* Data for processing *
---+---

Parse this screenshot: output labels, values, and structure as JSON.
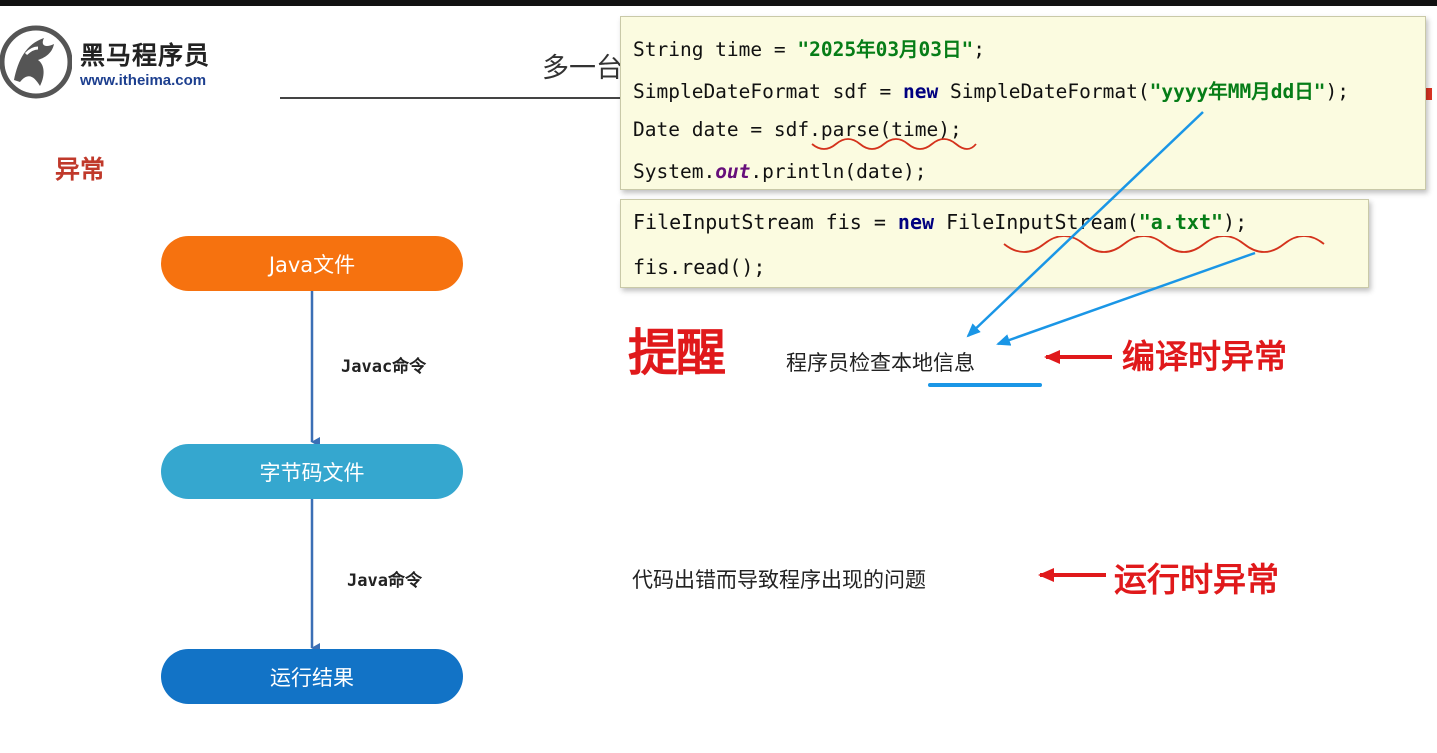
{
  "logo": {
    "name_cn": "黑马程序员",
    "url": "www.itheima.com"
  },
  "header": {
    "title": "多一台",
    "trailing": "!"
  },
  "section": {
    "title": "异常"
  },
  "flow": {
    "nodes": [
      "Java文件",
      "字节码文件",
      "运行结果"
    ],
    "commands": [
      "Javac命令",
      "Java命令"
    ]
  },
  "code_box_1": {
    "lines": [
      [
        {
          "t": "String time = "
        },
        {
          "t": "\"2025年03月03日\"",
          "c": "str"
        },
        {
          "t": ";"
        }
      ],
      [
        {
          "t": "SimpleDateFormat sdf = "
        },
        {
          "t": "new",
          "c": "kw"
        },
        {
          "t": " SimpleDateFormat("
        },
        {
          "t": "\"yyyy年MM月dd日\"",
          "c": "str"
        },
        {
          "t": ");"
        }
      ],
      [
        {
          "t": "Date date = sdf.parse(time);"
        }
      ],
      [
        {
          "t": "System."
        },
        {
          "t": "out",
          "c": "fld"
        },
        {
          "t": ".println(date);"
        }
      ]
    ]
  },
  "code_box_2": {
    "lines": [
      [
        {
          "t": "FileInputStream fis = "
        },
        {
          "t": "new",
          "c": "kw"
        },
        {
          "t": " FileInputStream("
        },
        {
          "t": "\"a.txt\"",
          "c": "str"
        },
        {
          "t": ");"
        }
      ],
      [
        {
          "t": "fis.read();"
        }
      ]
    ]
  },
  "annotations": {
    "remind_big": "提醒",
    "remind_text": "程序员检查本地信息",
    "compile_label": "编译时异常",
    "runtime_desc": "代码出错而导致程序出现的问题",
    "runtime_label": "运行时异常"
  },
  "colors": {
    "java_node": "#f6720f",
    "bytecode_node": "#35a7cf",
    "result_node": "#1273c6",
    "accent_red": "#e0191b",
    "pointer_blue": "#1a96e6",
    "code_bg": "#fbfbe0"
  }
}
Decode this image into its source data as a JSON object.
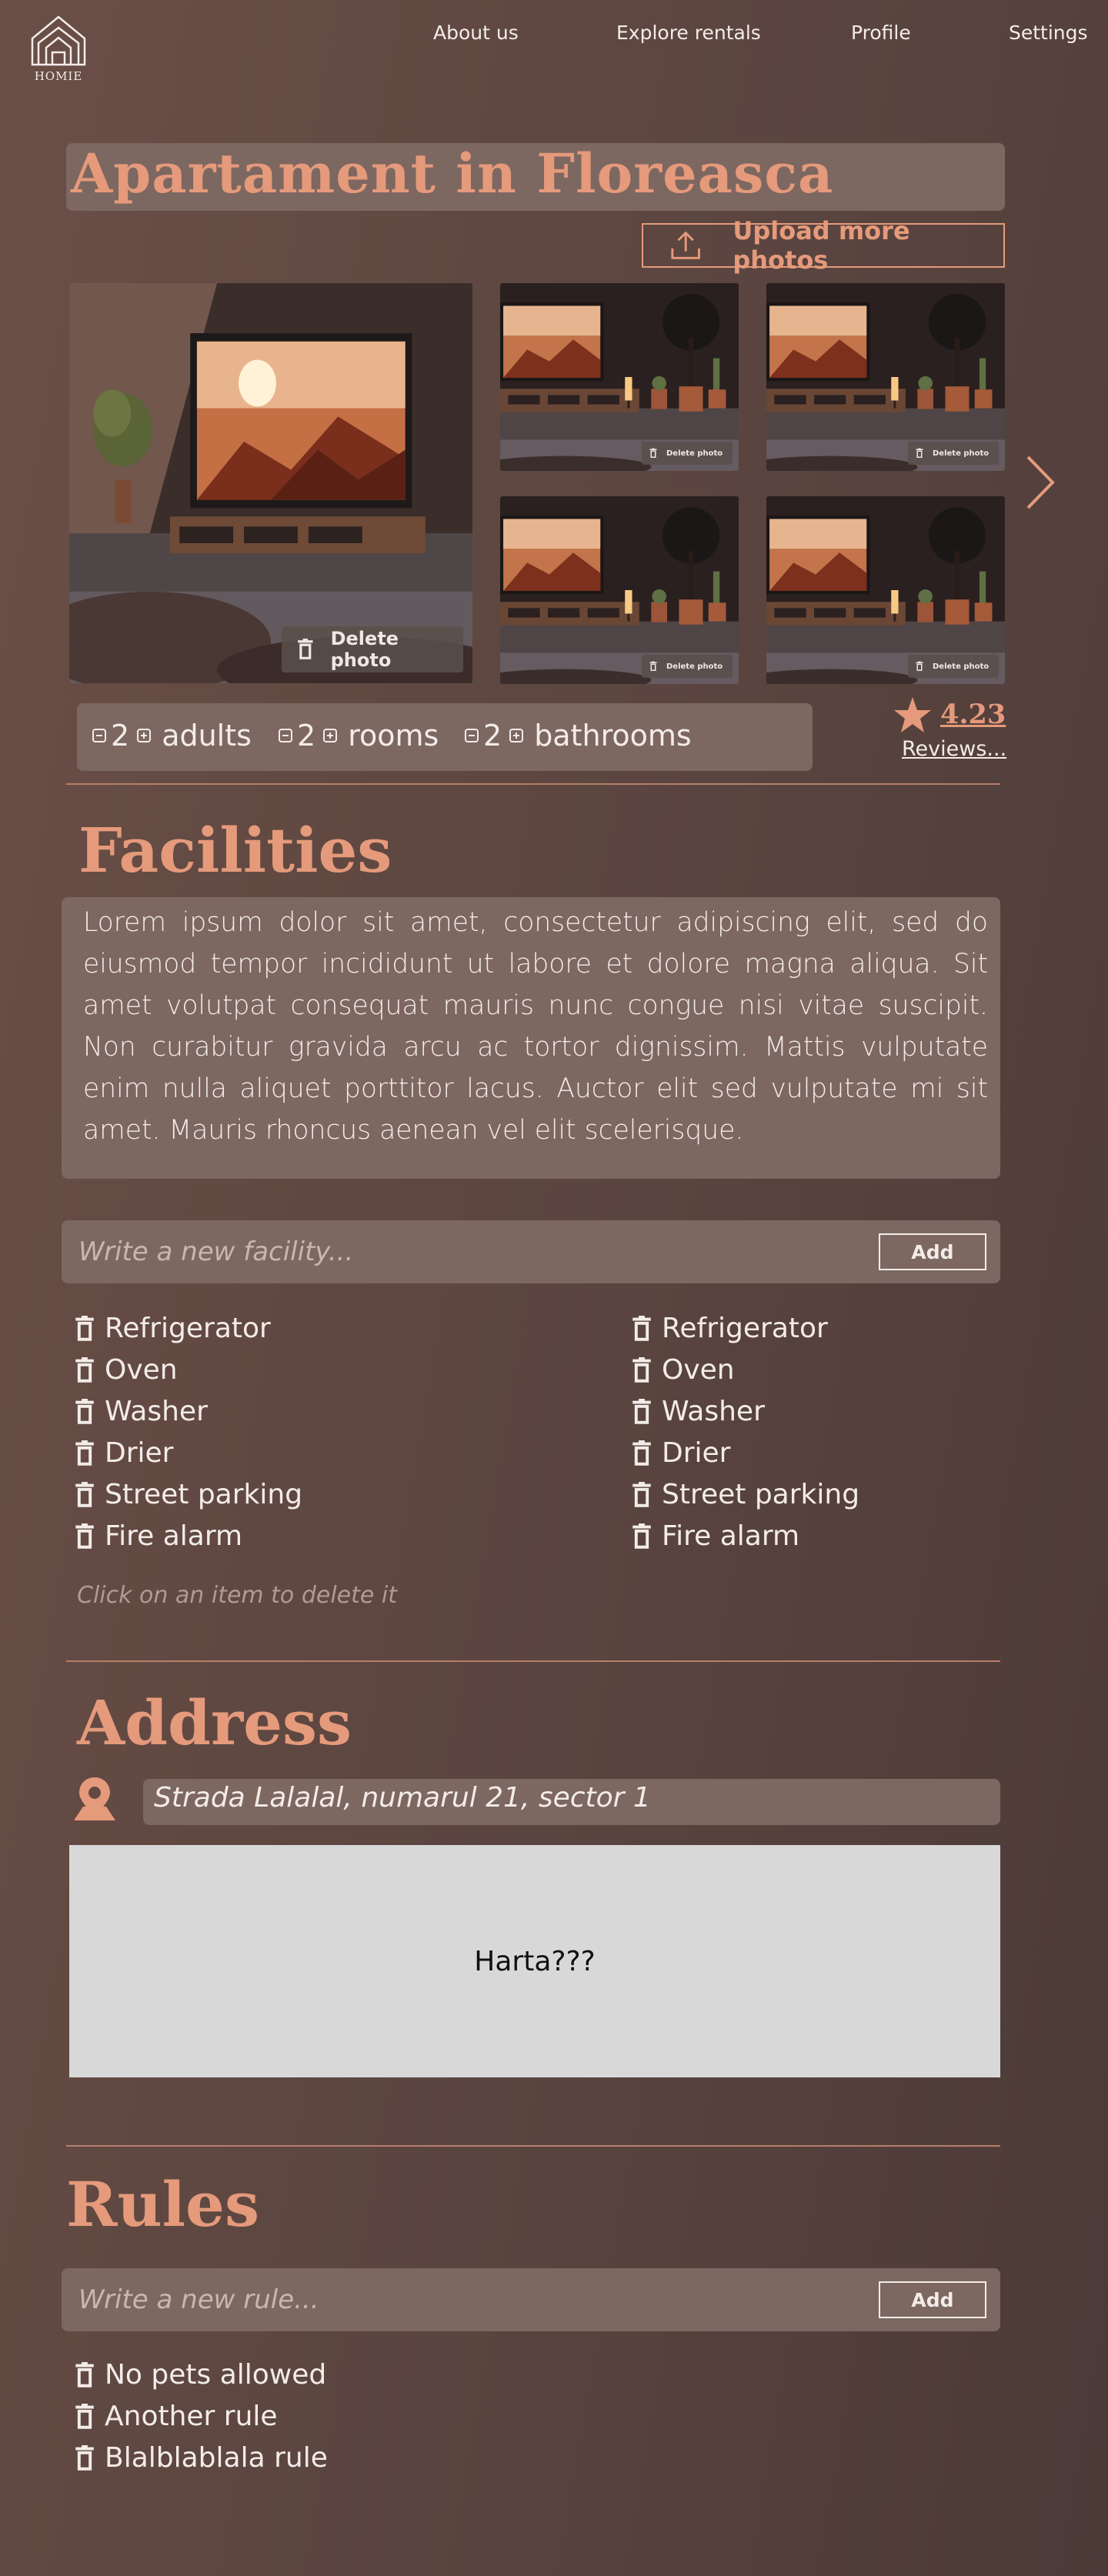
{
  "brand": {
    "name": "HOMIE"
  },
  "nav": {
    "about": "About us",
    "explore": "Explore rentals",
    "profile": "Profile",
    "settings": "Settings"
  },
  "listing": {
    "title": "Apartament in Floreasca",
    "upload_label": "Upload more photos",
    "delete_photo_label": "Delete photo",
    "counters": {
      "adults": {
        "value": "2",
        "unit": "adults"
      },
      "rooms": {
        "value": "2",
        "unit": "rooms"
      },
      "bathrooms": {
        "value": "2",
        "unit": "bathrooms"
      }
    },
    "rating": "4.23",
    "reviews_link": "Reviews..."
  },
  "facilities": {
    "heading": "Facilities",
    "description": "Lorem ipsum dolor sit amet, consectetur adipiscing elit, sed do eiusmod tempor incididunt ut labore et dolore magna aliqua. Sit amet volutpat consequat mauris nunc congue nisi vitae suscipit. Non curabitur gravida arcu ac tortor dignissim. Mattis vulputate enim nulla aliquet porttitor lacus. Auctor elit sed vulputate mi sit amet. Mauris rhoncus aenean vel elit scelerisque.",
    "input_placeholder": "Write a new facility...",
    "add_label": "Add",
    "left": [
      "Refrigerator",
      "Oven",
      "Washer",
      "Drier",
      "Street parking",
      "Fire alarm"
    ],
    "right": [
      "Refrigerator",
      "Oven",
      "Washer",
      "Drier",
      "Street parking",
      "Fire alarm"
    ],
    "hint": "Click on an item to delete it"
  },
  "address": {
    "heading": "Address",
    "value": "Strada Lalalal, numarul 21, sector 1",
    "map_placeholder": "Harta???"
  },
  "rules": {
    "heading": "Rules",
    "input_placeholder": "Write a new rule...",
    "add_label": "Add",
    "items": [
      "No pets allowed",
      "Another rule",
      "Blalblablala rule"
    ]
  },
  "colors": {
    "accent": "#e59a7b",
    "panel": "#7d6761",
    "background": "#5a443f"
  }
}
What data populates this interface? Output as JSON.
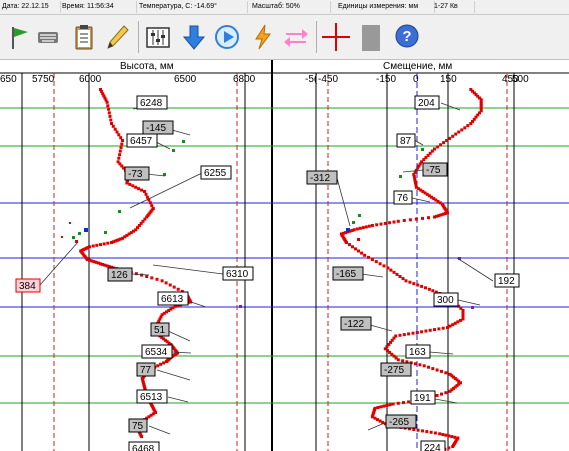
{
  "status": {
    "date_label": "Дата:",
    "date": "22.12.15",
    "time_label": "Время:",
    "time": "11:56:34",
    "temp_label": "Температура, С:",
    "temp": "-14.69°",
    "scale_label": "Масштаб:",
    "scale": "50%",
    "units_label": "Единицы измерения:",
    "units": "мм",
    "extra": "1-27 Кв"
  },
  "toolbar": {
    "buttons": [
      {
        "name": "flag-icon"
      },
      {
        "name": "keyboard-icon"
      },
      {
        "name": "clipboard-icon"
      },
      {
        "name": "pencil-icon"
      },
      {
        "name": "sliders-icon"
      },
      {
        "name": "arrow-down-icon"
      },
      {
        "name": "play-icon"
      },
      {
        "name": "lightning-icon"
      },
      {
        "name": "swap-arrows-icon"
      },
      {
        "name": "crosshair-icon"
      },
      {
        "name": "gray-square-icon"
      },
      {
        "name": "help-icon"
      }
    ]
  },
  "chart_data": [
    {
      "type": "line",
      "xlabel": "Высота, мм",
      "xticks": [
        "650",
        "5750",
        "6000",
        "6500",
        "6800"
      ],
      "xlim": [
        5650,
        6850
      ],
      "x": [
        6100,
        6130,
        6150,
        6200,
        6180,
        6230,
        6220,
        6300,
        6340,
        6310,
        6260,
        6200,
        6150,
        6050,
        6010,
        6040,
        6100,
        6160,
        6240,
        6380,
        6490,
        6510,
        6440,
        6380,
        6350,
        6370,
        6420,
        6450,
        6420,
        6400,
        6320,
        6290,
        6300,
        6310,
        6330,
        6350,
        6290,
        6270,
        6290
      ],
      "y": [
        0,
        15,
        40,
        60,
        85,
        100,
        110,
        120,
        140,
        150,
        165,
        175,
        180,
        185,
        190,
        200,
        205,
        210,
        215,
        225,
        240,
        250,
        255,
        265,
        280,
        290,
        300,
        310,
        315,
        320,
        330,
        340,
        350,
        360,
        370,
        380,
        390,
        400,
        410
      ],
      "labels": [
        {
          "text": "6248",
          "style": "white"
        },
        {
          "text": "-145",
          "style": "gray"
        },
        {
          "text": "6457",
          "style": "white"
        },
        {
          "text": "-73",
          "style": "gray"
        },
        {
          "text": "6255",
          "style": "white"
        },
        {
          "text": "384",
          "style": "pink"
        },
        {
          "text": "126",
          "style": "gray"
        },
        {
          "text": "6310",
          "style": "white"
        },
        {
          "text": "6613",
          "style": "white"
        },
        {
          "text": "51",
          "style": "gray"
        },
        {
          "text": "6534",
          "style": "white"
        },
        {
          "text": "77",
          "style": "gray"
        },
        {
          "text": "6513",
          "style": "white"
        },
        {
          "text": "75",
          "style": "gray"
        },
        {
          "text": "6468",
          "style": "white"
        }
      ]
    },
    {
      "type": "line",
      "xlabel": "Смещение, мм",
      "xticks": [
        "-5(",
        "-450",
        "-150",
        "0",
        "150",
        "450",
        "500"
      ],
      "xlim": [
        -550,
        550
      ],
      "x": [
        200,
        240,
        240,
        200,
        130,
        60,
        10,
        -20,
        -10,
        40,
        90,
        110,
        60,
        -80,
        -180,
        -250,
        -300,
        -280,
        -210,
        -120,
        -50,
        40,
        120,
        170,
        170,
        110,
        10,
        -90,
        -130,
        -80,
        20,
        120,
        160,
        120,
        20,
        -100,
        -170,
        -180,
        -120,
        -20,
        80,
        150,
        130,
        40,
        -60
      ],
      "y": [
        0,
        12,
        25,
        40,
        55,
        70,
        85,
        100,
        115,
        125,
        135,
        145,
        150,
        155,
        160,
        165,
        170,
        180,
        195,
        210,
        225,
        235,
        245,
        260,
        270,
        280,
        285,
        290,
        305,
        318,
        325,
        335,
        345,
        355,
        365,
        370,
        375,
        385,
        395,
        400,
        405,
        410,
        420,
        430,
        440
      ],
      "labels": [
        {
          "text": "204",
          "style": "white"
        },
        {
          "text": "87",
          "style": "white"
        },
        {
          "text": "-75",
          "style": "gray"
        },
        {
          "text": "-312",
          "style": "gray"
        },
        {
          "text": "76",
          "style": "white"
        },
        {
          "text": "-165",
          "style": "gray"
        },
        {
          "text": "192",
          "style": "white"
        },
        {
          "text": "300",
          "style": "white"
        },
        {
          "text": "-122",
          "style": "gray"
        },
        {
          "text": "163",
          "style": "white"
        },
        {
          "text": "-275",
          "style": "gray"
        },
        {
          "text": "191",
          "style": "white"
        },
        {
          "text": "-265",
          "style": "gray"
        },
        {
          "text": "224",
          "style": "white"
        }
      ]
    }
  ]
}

---+---

* Exercise goal *
Count the lines of the material that include the word "FileInputStream", then state only the total.

* Written reply *
2